### Exercise brief
Quote all of the entries word for word.

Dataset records

>> START

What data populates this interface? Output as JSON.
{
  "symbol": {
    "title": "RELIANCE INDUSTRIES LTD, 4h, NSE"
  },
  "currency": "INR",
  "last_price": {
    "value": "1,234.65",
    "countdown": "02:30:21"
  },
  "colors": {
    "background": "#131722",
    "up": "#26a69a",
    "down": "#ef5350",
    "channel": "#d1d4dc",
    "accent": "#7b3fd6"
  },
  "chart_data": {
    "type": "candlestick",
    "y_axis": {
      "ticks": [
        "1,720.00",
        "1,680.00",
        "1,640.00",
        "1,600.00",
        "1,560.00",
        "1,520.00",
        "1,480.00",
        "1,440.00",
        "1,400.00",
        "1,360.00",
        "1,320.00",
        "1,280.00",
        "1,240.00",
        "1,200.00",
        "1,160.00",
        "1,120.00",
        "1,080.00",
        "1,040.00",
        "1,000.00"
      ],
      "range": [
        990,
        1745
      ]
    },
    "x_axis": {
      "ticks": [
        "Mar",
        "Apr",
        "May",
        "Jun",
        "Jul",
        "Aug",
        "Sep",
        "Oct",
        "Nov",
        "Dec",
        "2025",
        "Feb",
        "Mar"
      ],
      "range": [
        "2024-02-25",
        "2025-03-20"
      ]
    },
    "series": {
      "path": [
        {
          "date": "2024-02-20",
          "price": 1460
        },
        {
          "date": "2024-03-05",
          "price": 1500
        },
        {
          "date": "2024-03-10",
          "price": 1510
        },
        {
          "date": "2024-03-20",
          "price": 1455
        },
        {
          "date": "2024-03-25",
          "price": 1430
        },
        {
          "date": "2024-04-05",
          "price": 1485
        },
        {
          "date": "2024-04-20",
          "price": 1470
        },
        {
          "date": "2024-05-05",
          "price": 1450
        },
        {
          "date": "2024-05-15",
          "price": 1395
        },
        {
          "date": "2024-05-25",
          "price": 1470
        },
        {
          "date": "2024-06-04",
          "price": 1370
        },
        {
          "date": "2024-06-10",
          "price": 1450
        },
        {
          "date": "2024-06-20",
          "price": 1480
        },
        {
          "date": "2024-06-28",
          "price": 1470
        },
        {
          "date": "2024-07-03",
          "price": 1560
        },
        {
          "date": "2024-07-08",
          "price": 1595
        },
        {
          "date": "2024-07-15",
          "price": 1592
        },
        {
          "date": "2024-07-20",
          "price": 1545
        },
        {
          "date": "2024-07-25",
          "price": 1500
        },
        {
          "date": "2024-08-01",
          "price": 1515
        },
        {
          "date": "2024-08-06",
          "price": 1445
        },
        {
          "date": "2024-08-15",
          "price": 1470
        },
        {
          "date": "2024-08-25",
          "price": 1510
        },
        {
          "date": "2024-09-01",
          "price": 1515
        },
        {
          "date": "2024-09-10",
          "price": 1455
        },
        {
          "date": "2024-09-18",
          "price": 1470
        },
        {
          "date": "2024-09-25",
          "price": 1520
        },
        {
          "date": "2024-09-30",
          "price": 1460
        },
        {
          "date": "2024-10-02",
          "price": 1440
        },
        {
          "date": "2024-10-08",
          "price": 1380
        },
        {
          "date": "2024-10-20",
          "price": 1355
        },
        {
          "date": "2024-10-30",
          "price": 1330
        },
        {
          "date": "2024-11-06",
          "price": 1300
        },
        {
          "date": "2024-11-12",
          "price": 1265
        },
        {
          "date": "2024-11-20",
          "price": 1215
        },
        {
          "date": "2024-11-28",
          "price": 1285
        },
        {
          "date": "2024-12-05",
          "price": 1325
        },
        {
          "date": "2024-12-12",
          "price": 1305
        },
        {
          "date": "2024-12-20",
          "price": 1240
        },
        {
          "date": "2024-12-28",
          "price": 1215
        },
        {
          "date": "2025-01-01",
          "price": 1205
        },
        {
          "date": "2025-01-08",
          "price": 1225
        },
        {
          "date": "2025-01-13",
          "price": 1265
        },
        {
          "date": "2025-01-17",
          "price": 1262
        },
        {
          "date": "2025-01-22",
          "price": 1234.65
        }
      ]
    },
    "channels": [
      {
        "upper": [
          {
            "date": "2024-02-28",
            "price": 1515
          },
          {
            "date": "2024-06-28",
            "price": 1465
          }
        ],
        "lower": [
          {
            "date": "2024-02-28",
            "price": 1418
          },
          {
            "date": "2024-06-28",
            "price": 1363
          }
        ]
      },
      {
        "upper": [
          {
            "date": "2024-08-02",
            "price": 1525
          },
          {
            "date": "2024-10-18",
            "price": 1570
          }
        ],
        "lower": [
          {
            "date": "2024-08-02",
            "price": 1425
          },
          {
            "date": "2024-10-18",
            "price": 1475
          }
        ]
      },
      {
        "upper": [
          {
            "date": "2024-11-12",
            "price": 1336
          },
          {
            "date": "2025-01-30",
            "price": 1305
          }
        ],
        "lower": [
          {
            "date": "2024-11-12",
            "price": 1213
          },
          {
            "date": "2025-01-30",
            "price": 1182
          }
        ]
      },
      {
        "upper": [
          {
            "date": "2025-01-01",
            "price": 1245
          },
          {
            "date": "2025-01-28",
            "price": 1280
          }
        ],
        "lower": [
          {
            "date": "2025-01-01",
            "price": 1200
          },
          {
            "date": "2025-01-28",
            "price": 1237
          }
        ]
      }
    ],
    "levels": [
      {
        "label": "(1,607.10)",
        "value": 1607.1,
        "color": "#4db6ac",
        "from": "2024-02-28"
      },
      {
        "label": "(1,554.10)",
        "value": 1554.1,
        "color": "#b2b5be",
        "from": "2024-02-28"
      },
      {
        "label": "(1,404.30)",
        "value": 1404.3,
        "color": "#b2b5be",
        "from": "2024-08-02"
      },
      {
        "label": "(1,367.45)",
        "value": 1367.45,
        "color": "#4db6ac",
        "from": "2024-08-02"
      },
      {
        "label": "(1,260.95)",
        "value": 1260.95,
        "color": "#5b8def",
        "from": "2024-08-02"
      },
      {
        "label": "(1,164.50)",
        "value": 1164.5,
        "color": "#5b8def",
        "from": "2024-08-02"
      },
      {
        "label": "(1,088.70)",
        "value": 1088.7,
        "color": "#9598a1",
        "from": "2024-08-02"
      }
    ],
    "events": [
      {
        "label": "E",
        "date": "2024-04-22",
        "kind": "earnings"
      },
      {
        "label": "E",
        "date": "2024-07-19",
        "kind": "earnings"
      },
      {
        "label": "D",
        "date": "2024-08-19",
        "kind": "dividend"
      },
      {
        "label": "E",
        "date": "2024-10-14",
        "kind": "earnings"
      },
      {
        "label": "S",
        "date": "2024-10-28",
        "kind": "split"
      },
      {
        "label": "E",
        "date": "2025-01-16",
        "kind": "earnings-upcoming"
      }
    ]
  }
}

>> END

### Task output
What data populates this interface? Output as JSON.
{
  "symbol": {
    "title": "RELIANCE INDUSTRIES LTD, 4h, NSE"
  },
  "currency": "INR",
  "last_price": {
    "value": "1,234.65",
    "countdown": "02:30:21"
  },
  "colors": {
    "background": "#131722",
    "up": "#26a69a",
    "down": "#ef5350",
    "channel": "#d1d4dc",
    "accent": "#7b3fd6"
  },
  "chart_data": {
    "type": "candlestick",
    "y_axis": {
      "ticks": [
        "1,720.00",
        "1,680.00",
        "1,640.00",
        "1,600.00",
        "1,560.00",
        "1,520.00",
        "1,480.00",
        "1,440.00",
        "1,400.00",
        "1,360.00",
        "1,320.00",
        "1,280.00",
        "1,240.00",
        "1,200.00",
        "1,160.00",
        "1,120.00",
        "1,080.00",
        "1,040.00",
        "1,000.00"
      ],
      "range": [
        990,
        1745
      ]
    },
    "x_axis": {
      "ticks": [
        "Mar",
        "Apr",
        "May",
        "Jun",
        "Jul",
        "Aug",
        "Sep",
        "Oct",
        "Nov",
        "Dec",
        "2025",
        "Feb",
        "Mar"
      ],
      "range": [
        "2024-02-25",
        "2025-03-20"
      ]
    },
    "series": {
      "path": [
        {
          "date": "2024-02-20",
          "price": 1460
        },
        {
          "date": "2024-03-05",
          "price": 1500
        },
        {
          "date": "2024-03-10",
          "price": 1510
        },
        {
          "date": "2024-03-20",
          "price": 1455
        },
        {
          "date": "2024-03-25",
          "price": 1430
        },
        {
          "date": "2024-04-05",
          "price": 1485
        },
        {
          "date": "2024-04-20",
          "price": 1470
        },
        {
          "date": "2024-05-05",
          "price": 1450
        },
        {
          "date": "2024-05-15",
          "price": 1395
        },
        {
          "date": "2024-05-25",
          "price": 1470
        },
        {
          "date": "2024-06-04",
          "price": 1370
        },
        {
          "date": "2024-06-10",
          "price": 1450
        },
        {
          "date": "2024-06-20",
          "price": 1480
        },
        {
          "date": "2024-06-28",
          "price": 1470
        },
        {
          "date": "2024-07-03",
          "price": 1560
        },
        {
          "date": "2024-07-08",
          "price": 1595
        },
        {
          "date": "2024-07-15",
          "price": 1592
        },
        {
          "date": "2024-07-20",
          "price": 1545
        },
        {
          "date": "2024-07-25",
          "price": 1500
        },
        {
          "date": "2024-08-01",
          "price": 1515
        },
        {
          "date": "2024-08-06",
          "price": 1445
        },
        {
          "date": "2024-08-15",
          "price": 1470
        },
        {
          "date": "2024-08-25",
          "price": 1510
        },
        {
          "date": "2024-09-01",
          "price": 1515
        },
        {
          "date": "2024-09-10",
          "price": 1455
        },
        {
          "date": "2024-09-18",
          "price": 1470
        },
        {
          "date": "2024-09-25",
          "price": 1520
        },
        {
          "date": "2024-09-30",
          "price": 1460
        },
        {
          "date": "2024-10-02",
          "price": 1440
        },
        {
          "date": "2024-10-08",
          "price": 1380
        },
        {
          "date": "2024-10-20",
          "price": 1355
        },
        {
          "date": "2024-10-30",
          "price": 1330
        },
        {
          "date": "2024-11-06",
          "price": 1300
        },
        {
          "date": "2024-11-12",
          "price": 1265
        },
        {
          "date": "2024-11-20",
          "price": 1215
        },
        {
          "date": "2024-11-28",
          "price": 1285
        },
        {
          "date": "2024-12-05",
          "price": 1325
        },
        {
          "date": "2024-12-12",
          "price": 1305
        },
        {
          "date": "2024-12-20",
          "price": 1240
        },
        {
          "date": "2024-12-28",
          "price": 1215
        },
        {
          "date": "2025-01-01",
          "price": 1205
        },
        {
          "date": "2025-01-08",
          "price": 1225
        },
        {
          "date": "2025-01-13",
          "price": 1265
        },
        {
          "date": "2025-01-17",
          "price": 1262
        },
        {
          "date": "2025-01-22",
          "price": 1234.65
        }
      ]
    },
    "channels": [
      {
        "upper": [
          {
            "date": "2024-02-28",
            "price": 1515
          },
          {
            "date": "2024-06-28",
            "price": 1465
          }
        ],
        "lower": [
          {
            "date": "2024-02-28",
            "price": 1418
          },
          {
            "date": "2024-06-28",
            "price": 1363
          }
        ]
      },
      {
        "upper": [
          {
            "date": "2024-08-02",
            "price": 1525
          },
          {
            "date": "2024-10-18",
            "price": 1570
          }
        ],
        "lower": [
          {
            "date": "2024-08-02",
            "price": 1425
          },
          {
            "date": "2024-10-18",
            "price": 1475
          }
        ]
      },
      {
        "upper": [
          {
            "date": "2024-11-12",
            "price": 1336
          },
          {
            "date": "2025-01-30",
            "price": 1305
          }
        ],
        "lower": [
          {
            "date": "2024-11-12",
            "price": 1213
          },
          {
            "date": "2025-01-30",
            "price": 1182
          }
        ]
      },
      {
        "upper": [
          {
            "date": "2025-01-01",
            "price": 1245
          },
          {
            "date": "2025-01-28",
            "price": 1280
          }
        ],
        "lower": [
          {
            "date": "2025-01-01",
            "price": 1200
          },
          {
            "date": "2025-01-28",
            "price": 1237
          }
        ]
      }
    ],
    "levels": [
      {
        "label": "(1,607.10)",
        "value": 1607.1,
        "color": "#4db6ac",
        "from": "2024-02-28"
      },
      {
        "label": "(1,554.10)",
        "value": 1554.1,
        "color": "#b2b5be",
        "from": "2024-02-28"
      },
      {
        "label": "(1,404.30)",
        "value": 1404.3,
        "color": "#b2b5be",
        "from": "2024-08-02"
      },
      {
        "label": "(1,367.45)",
        "value": 1367.45,
        "color": "#4db6ac",
        "from": "2024-08-02"
      },
      {
        "label": "(1,260.95)",
        "value": 1260.95,
        "color": "#5b8def",
        "from": "2024-08-02"
      },
      {
        "label": "(1,164.50)",
        "value": 1164.5,
        "color": "#5b8def",
        "from": "2024-08-02"
      },
      {
        "label": "(1,088.70)",
        "value": 1088.7,
        "color": "#9598a1",
        "from": "2024-08-02"
      }
    ],
    "events": [
      {
        "label": "E",
        "date": "2024-04-22",
        "kind": "earnings"
      },
      {
        "label": "E",
        "date": "2024-07-19",
        "kind": "earnings"
      },
      {
        "label": "D",
        "date": "2024-08-19",
        "kind": "dividend"
      },
      {
        "label": "E",
        "date": "2024-10-14",
        "kind": "earnings"
      },
      {
        "label": "S",
        "date": "2024-10-28",
        "kind": "split"
      },
      {
        "label": "E",
        "date": "2025-01-16",
        "kind": "earnings-upcoming"
      }
    ]
  }
}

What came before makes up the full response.